WHAT IS EXPECTED:
Reproduce each line from the records that holds "object".

ENTRIES:

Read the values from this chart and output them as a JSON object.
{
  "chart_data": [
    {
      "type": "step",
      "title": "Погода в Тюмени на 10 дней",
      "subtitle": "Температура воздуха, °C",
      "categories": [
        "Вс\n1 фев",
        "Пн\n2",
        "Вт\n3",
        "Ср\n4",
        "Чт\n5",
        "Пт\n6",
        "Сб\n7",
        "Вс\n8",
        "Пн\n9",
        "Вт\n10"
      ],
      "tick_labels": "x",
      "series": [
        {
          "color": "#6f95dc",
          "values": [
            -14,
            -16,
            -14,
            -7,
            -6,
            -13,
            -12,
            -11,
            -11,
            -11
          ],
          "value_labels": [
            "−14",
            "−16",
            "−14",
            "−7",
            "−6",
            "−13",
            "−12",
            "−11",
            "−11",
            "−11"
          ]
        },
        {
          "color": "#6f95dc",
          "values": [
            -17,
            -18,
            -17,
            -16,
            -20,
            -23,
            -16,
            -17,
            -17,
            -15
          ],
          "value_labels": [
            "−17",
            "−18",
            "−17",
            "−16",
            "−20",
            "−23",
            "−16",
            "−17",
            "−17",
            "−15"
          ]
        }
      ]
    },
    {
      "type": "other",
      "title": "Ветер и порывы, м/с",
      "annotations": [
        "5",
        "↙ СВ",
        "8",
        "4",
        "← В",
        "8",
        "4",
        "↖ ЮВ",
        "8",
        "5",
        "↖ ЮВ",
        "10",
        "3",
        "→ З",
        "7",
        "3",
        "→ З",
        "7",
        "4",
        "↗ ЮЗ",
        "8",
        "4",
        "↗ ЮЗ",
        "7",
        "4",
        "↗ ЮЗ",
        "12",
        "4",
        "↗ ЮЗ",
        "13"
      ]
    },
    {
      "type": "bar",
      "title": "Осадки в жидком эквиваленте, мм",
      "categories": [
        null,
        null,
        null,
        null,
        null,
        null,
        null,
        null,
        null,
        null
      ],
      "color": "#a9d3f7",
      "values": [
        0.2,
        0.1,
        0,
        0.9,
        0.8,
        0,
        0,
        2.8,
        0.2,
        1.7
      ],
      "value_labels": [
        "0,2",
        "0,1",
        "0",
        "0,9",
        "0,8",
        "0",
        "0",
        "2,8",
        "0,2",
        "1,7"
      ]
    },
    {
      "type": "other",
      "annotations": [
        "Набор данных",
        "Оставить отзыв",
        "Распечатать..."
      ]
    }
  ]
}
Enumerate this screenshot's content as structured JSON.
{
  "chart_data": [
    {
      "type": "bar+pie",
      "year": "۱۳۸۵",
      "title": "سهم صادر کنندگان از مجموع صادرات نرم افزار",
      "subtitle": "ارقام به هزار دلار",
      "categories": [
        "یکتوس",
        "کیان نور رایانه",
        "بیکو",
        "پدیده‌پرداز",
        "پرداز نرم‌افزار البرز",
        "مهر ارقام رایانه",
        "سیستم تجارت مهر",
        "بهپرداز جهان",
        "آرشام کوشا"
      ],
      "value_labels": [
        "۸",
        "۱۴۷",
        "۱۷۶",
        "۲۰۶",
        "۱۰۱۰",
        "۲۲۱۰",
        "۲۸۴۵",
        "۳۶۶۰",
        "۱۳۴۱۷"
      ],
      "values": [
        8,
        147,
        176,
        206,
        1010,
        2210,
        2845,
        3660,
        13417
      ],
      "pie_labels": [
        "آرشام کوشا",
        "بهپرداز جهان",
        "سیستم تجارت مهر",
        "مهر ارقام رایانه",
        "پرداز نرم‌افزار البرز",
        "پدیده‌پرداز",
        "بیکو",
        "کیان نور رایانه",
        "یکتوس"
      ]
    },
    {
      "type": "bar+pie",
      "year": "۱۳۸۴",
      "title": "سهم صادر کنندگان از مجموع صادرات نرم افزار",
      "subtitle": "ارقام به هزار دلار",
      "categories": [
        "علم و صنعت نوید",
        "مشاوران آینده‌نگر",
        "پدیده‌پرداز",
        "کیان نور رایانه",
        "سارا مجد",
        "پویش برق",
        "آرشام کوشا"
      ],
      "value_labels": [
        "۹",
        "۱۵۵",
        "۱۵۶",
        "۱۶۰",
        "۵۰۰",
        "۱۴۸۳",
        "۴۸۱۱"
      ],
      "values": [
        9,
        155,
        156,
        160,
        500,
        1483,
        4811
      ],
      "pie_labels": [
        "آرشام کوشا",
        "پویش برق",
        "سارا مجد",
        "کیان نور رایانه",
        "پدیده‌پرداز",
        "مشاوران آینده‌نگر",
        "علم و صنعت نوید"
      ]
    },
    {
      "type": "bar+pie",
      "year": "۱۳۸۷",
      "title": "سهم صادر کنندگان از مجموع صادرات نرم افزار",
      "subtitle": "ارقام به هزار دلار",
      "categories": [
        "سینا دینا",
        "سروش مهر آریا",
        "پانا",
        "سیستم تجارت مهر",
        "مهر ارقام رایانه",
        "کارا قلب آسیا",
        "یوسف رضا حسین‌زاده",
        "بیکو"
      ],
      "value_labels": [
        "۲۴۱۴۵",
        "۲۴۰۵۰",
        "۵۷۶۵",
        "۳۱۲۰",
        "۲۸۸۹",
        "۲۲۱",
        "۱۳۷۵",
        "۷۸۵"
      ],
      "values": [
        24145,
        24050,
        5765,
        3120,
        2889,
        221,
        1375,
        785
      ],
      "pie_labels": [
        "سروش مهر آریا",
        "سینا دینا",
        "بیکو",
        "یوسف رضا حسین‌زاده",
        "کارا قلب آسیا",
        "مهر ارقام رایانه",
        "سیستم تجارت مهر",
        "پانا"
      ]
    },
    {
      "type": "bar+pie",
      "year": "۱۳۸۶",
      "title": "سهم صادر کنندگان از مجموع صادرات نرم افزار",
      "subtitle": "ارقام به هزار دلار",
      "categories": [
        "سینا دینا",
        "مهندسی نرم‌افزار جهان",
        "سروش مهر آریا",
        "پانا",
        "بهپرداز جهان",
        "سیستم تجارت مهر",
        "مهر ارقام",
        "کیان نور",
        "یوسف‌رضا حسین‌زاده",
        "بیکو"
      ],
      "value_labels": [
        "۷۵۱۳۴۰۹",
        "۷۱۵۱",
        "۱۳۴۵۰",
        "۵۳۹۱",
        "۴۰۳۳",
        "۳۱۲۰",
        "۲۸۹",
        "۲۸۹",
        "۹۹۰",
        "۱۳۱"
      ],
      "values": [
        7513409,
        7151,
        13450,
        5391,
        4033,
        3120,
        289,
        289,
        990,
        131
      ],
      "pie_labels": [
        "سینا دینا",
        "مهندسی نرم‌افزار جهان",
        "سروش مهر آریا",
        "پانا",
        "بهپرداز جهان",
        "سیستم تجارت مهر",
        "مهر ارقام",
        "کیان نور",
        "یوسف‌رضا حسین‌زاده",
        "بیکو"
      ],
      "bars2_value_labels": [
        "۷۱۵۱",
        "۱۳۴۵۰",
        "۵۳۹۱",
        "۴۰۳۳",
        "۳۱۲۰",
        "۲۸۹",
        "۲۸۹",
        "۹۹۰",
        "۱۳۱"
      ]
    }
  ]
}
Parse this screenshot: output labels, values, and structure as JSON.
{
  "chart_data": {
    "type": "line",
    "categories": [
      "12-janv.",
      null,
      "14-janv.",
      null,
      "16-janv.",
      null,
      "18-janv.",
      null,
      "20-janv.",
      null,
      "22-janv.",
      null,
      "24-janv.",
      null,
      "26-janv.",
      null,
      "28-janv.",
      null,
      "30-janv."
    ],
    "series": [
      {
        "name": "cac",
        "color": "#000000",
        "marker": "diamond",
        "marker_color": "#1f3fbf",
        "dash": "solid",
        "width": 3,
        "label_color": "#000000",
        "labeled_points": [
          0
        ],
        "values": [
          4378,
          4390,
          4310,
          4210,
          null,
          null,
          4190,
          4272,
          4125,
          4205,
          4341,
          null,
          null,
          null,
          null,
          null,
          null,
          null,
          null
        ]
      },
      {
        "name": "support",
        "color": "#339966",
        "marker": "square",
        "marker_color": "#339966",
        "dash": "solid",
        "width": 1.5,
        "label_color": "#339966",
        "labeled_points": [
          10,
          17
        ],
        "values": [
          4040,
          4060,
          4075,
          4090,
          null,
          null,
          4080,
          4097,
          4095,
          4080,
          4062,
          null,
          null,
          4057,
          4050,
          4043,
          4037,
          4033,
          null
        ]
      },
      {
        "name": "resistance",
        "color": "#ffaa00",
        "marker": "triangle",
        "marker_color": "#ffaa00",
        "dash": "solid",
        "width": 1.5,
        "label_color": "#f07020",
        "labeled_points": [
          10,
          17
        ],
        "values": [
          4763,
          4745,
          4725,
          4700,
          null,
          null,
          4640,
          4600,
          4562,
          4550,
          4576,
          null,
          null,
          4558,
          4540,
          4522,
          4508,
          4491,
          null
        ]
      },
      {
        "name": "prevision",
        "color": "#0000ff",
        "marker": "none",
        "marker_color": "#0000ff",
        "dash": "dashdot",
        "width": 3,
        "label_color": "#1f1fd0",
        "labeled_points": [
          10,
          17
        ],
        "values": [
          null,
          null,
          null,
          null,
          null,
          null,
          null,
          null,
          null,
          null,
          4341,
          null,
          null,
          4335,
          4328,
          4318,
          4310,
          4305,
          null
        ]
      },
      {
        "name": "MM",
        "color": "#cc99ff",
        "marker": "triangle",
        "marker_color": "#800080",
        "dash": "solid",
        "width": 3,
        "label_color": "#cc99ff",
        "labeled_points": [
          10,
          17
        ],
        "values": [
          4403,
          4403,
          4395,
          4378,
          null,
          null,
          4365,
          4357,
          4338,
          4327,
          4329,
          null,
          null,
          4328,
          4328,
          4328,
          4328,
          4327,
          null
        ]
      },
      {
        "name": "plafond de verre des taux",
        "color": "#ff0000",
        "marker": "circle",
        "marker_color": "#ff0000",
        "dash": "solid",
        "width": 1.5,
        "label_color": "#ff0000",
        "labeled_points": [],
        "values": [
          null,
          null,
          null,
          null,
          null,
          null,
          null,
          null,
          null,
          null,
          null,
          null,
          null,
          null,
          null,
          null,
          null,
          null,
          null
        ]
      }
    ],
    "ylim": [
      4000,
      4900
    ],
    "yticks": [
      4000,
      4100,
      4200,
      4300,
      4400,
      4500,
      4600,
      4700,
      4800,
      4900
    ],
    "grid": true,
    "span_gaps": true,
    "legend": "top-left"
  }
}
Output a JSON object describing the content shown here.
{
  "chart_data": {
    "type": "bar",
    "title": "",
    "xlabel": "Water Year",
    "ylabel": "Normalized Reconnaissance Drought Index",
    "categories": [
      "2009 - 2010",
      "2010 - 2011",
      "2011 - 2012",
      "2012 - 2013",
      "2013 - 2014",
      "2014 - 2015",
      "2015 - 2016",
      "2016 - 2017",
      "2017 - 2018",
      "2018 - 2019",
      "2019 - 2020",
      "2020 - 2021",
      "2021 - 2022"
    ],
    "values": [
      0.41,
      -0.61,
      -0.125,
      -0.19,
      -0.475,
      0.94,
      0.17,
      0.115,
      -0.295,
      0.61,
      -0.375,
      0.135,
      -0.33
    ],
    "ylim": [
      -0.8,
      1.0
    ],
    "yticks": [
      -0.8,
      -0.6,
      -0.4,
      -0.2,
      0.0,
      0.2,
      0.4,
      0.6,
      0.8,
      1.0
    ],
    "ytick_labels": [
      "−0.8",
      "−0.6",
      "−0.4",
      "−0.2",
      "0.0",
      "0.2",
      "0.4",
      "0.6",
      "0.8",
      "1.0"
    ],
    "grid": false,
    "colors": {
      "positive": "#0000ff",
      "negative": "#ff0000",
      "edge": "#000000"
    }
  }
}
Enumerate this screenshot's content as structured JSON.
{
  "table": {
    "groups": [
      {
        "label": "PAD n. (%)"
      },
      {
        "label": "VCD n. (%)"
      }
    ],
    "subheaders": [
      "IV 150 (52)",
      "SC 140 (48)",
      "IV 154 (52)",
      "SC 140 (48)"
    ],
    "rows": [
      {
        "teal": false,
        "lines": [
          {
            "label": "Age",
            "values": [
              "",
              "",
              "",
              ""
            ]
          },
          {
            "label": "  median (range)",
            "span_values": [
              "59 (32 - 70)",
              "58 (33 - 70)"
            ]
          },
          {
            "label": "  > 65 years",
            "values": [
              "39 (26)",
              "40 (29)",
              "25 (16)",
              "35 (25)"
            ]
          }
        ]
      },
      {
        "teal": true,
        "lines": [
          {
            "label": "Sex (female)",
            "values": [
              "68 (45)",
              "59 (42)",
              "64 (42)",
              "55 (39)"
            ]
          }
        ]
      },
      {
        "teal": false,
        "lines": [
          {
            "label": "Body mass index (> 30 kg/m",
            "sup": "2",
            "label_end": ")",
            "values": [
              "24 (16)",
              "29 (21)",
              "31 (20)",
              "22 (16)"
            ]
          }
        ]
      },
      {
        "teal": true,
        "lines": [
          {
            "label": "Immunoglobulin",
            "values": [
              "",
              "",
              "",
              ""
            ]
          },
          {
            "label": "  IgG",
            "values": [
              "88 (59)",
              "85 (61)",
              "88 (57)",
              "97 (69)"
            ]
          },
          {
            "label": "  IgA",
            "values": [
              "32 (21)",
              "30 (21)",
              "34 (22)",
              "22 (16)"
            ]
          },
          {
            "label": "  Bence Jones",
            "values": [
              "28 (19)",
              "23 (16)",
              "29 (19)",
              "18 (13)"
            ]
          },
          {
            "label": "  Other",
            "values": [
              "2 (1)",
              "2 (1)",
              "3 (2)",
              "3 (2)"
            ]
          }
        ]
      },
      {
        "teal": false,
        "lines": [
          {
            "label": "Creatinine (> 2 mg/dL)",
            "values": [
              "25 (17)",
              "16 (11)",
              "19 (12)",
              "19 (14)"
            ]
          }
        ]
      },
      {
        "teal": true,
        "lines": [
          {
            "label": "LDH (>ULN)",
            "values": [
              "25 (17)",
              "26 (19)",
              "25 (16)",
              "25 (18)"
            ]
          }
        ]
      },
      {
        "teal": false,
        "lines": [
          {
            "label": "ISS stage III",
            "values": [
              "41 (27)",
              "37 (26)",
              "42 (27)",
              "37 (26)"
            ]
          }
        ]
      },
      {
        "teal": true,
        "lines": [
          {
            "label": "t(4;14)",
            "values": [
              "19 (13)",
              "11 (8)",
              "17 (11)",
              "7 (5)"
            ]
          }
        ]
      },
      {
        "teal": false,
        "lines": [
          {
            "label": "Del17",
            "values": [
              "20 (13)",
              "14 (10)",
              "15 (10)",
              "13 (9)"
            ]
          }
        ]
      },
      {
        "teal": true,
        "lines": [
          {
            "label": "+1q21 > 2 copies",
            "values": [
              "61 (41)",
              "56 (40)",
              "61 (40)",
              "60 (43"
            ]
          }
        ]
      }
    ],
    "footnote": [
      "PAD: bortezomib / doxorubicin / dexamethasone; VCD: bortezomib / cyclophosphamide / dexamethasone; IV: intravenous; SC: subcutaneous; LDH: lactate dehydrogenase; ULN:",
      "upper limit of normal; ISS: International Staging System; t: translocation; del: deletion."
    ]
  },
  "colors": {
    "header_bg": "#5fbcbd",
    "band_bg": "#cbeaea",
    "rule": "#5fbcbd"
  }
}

RESPONSE TO THE EXERCISE:
Read the values from this chart and output them as a JSON object.
Output a JSON object describing the content shown here.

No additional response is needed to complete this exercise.